Your objective: Determine how many lines hold "Query" and give only that number.
>> begin
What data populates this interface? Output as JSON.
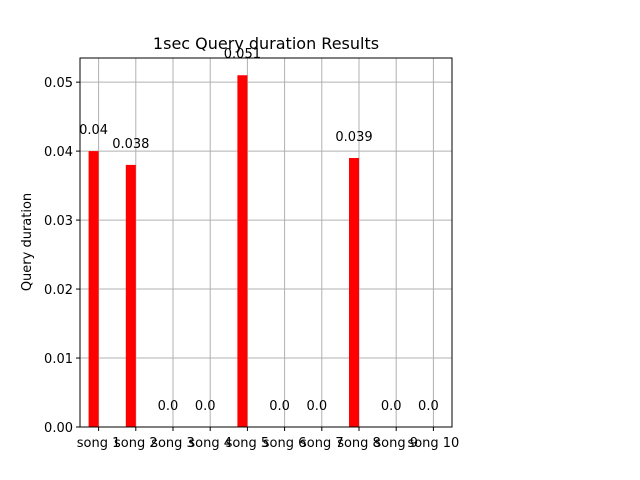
{
  "chart_data": {
    "type": "bar",
    "title": "1sec Query duration Results",
    "xlabel": "",
    "ylabel": "Query duration",
    "categories": [
      "song 1",
      "song 2",
      "song 3",
      "song 4",
      "song 5",
      "song 6",
      "song 7",
      "song 8",
      "song 9",
      "song 10"
    ],
    "values": [
      0.04,
      0.038,
      0.0,
      0.0,
      0.051,
      0.0,
      0.0,
      0.039,
      0.0,
      0.0
    ],
    "data_labels": [
      "0.04",
      "0.038",
      "0.0",
      "0.0",
      "0.051",
      "0.0",
      "0.0",
      "0.039",
      "0.0",
      "0.0"
    ],
    "ylim": [
      0,
      0.0535
    ],
    "yticks": [
      0.0,
      0.01,
      0.02,
      0.03,
      0.04,
      0.05
    ],
    "ytick_labels": [
      "0.00",
      "0.01",
      "0.02",
      "0.03",
      "0.04",
      "0.05"
    ],
    "grid": true,
    "bar_color": "#ff0000",
    "grid_color": "#b0b0b0"
  }
}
>> end
Task answer: 2